§ **Task brief**
Go through the entries below and collect each line with the string "casco" in it.

§ **Data for analysis**
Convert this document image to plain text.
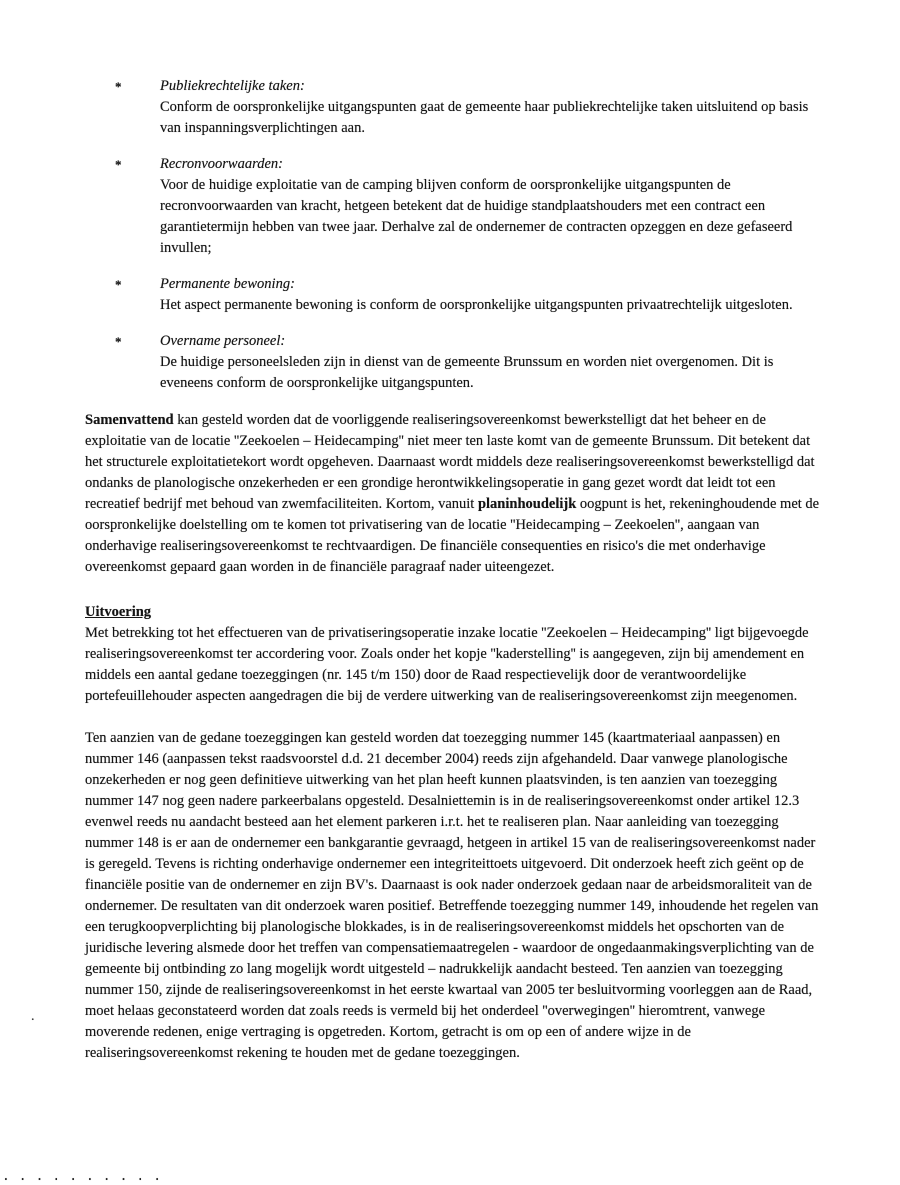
*	Publiekrechtelijke taken:
Conform de oorspronkelijke uitgangspunten gaat de gemeente haar publiekrechtelijke taken uitsluitend op basis van inspanningsverplichtingen aan.
*	Recronvoorwaarden:
Voor de huidige exploitatie van de camping blijven conform de oorspronkelijke uitgangspunten de recronvoorwaarden van kracht, hetgeen betekent dat de huidige standplaatshouders met een contract een garantietermijn hebben van twee jaar. Derhalve zal de ondernemer de contracten opzeggen en deze gefaseerd invullen;
*	Permanente bewoning:
Het aspect permanente bewoning is conform de oorspronkelijke uitgangspunten privaatrechtelijk uitgesloten.
*	Overname personeel:
De huidige personeelsleden zijn in dienst van de gemeente Brunssum en worden niet overgenomen. Dit is eveneens conform de oorspronkelijke uitgangspunten.

Samenvattend kan gesteld worden dat de voorliggende realiseringsovereenkomst bewerkstelligt dat het beheer en de exploitatie van de locatie ''Zeekoelen – Heidecamping'' niet meer ten laste komt van de gemeente Brunssum. Dit betekent dat het structurele exploitatietekort wordt opgeheven. Daarnaast wordt middels deze realiseringsovereenkomst bewerkstelligd dat ondanks de planologische onzekerheden er een grondige herontwikkelingsoperatie in gang gezet wordt dat leidt tot een recreatief bedrijf met behoud van zwemfaciliteiten. Kortom, vanuit planinhoudelijk oogpunt is het, rekeninghoudende met de oorspronkelijke doelstelling om te komen tot privatisering van de locatie ''Heidecamping – Zeekoelen'', aangaan van onderhavige realiseringsovereenkomst te rechtvaardigen. De financiële consequenties en risico's die met onderhavige overeenkomst gepaard gaan worden in de financiële paragraaf nader uiteengezet.

Uitvoering

Met betrekking tot het effectueren van de privatiseringsoperatie inzake locatie ''Zeekoelen – Heidecamping'' ligt bijgevoegde realiseringsovereenkomst ter accordering voor. Zoals onder het kopje ''kaderstelling'' is aangegeven, zijn bij amendement en middels een aantal gedane toezeggingen (nr. 145 t/m 150) door de Raad respectievelijk door de verantwoordelijke portefeuillehouder aspecten aangedragen die bij de verdere uitwerking van de realiseringsovereenkomst zijn meegenomen.

Ten aanzien van de gedane toezeggingen kan gesteld worden dat toezegging nummer 145 (kaartmateriaal aanpassen) en nummer 146 (aanpassen tekst raadsvoorstel d.d. 21 december 2004) reeds zijn afgehandeld. Daar vanwege planologische onzekerheden er nog geen definitieve uitwerking van het plan heeft kunnen plaatsvinden, is ten aanzien van toezegging nummer 147 nog geen nadere parkeerbalans opgesteld. Desalniettemin is in de realiseringsovereenkomst onder artikel 12.3 evenwel reeds nu aandacht besteed aan het element parkeren i.r.t. het te realiseren plan. Naar aanleiding van toezegging nummer 148 is er aan de ondernemer een bankgarantie gevraagd, hetgeen in artikel 15 van de realiseringsovereenkomst nader is geregeld. Tevens is richting onderhavige ondernemer een integriteittoets uitgevoerd. Dit onderzoek heeft zich geënt op de financiële positie van de ondernemer en zijn BV's. Daarnaast is ook nader onderzoek gedaan naar de arbeidsmoraliteit van de ondernemer. De resultaten van dit onderzoek waren positief. Betreffende toezegging nummer 149, inhoudende het regelen van een terugkoopverplichting bij planologische blokkades, is in de realiseringsovereenkomst middels het opschorten van de juridische levering alsmede door het treffen van compensatiemaatregelen - waardoor de ongedaanmakingsverplichting van de gemeente bij ontbinding zo lang mogelijk wordt uitgesteld – nadrukkelijk aandacht besteed. Ten aanzien van toezegging nummer 150, zijnde de realiseringsovereenkomst in het eerste kwartaal van 2005 ter besluitvorming voorleggen aan de Raad, moet helaas geconstateerd worden dat zoals reeds is vermeld bij het onderdeel ''overwegingen'' hieromtrent, vanwege moverende redenen, enige vertraging is opgetreden. Kortom, getracht is om op een of andere wijze in de realiseringsovereenkomst rekening te houden met de gedane toezeggingen.

.
..........
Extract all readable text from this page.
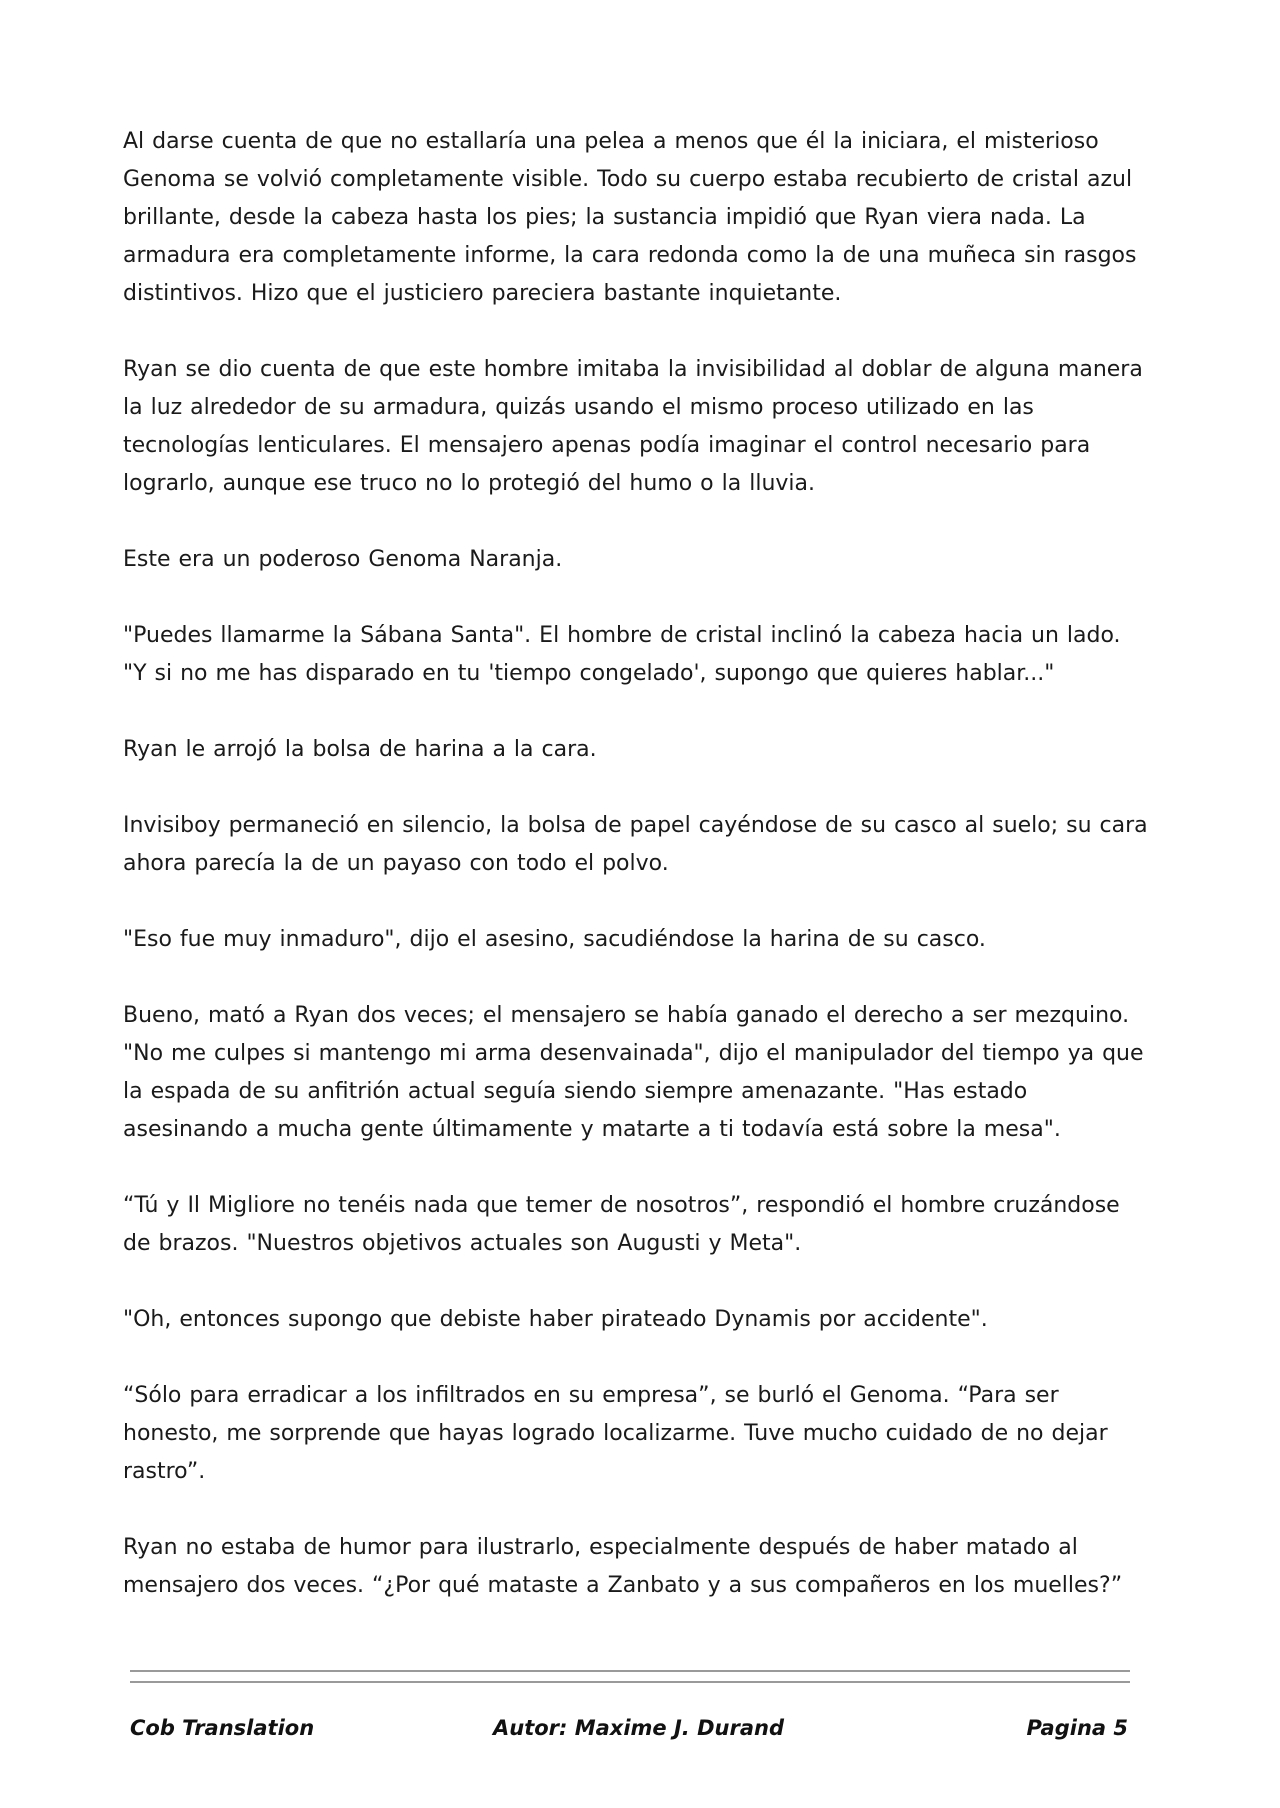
Al darse cuenta de que no estallaría una pelea a menos que él la iniciara, el misterioso Genoma se volvió completamente visible. Todo su cuerpo estaba recubierto de cristal azul brillante, desde la cabeza hasta los pies; la sustancia impidió que Ryan viera nada. La armadura era completamente informe, la cara redonda como la de una muñeca sin rasgos distintivos. Hizo que el justiciero pareciera bastante inquietante.

Ryan se dio cuenta de que este hombre imitaba la invisibilidad al doblar de alguna manera la luz alrededor de su armadura, quizás usando el mismo proceso utilizado en las tecnologías lenticulares. El mensajero apenas podía imaginar el control necesario para lograrlo, aunque ese truco no lo protegió del humo o la lluvia.

Este era un poderoso Genoma Naranja.

"Puedes llamarme la Sábana Santa". El hombre de cristal inclinó la cabeza hacia un lado. "Y si no me has disparado en tu 'tiempo congelado', supongo que quieres hablar..."

Ryan le arrojó la bolsa de harina a la cara.

Invisiboy permaneció en silencio, la bolsa de papel cayéndose de su casco al suelo; su cara ahora parecía la de un payaso con todo el polvo.

"Eso fue muy inmaduro", dijo el asesino, sacudiéndose la harina de su casco.

Bueno, mató a Ryan dos veces; el mensajero se había ganado el derecho a ser mezquino. "No me culpes si mantengo mi arma desenvainada", dijo el manipulador del tiempo ya que la espada de su anfitrión actual seguía siendo siempre amenazante. "Has estado asesinando a mucha gente últimamente y matarte a ti todavía está sobre la mesa".

“Tú y Il Migliore no tenéis nada que temer de nosotros”, respondió el hombre cruzándose de brazos. "Nuestros objetivos actuales son Augusti y Meta".

"Oh, entonces supongo que debiste haber pirateado Dynamis por accidente".

“Sólo para erradicar a los infiltrados en su empresa”, se burló el Genoma. “Para ser honesto, me sorprende que hayas logrado localizarme. Tuve mucho cuidado de no dejar rastro”.

Ryan no estaba de humor para ilustrarlo, especialmente después de haber matado al mensajero dos veces. “¿Por qué mataste a Zanbato y a sus compañeros en los muelles?”

Cob Translation	Autor: Maxime J. Durand	Pagina 5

§ **Response area**
Invisiboy permaneció en silencio, la bolsa de papel cayéndose de su casco al suelo; su cara ahora parecía la de un payaso con todo el polvo.
"Eso fue muy inmaduro", dijo el asesino, sacudiéndose la harina de su casco.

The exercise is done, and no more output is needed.